AIM
Write out each line of the listing as it stands, without the images.

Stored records
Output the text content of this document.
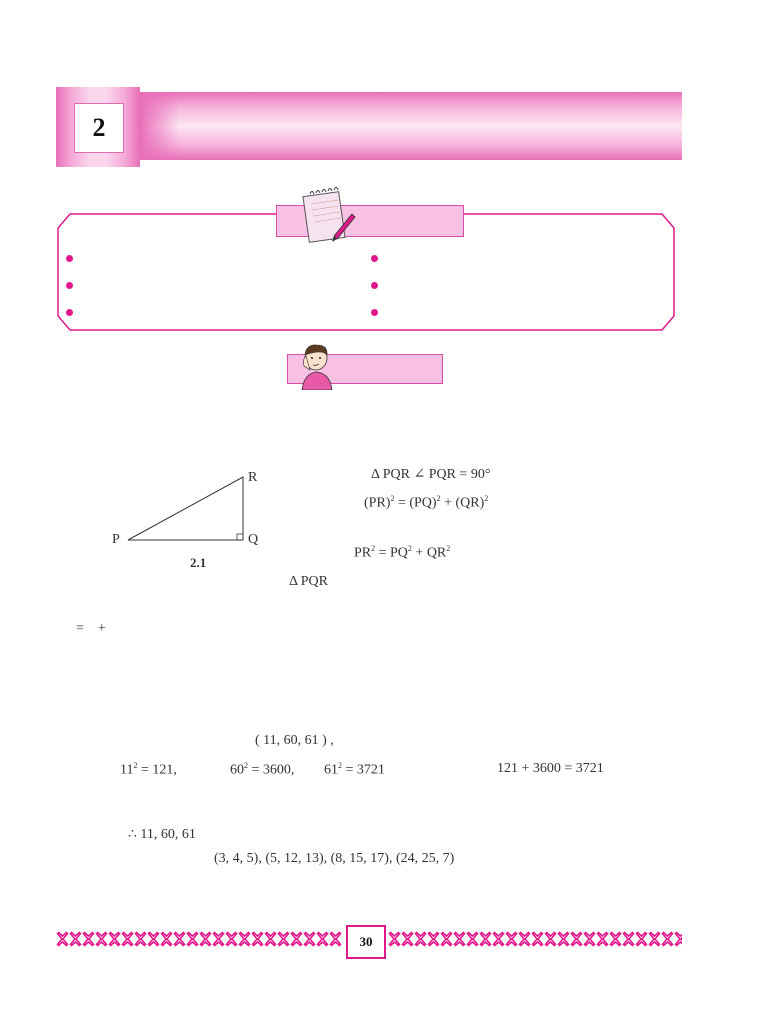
2
P	Q
R
2.1
Δ PQR ∠ PQR = 90°
(PR)$^2$ = (PQ)$^2$ + (QR)$^2$
$PR^2 = PQ^2 + QR^2$
Δ PQR
=    +
( 11, 60, 61 ) ,
$11^2 = 121$,	$60^2 = 3600$, $61^2 = 3721$	121 + 3600 = 3721
∴ 11, 60, 61
(3, 4, 5), (5, 12, 13), (8, 15, 17), (24, 25, 7)
30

RESULT FOR THIS EXERCISE
Output the text content of this document.
2
P	Q
R
2.1
Δ PQR ∠ PQR = 90°
(PR)$^2$ = (PQ)$^2$ + (QR)$^2$
$PR^2 = PQ^2 + QR^2$
Δ PQR
=    +
( 11, 60, 61 ) ,
$11^2 = 121$,	$60^2 = 3600$, $61^2 = 3721$	121 + 3600 = 3721
∴ 11, 60, 61
(3, 4, 5), (5, 12, 13), (8, 15, 17), (24, 25, 7)
30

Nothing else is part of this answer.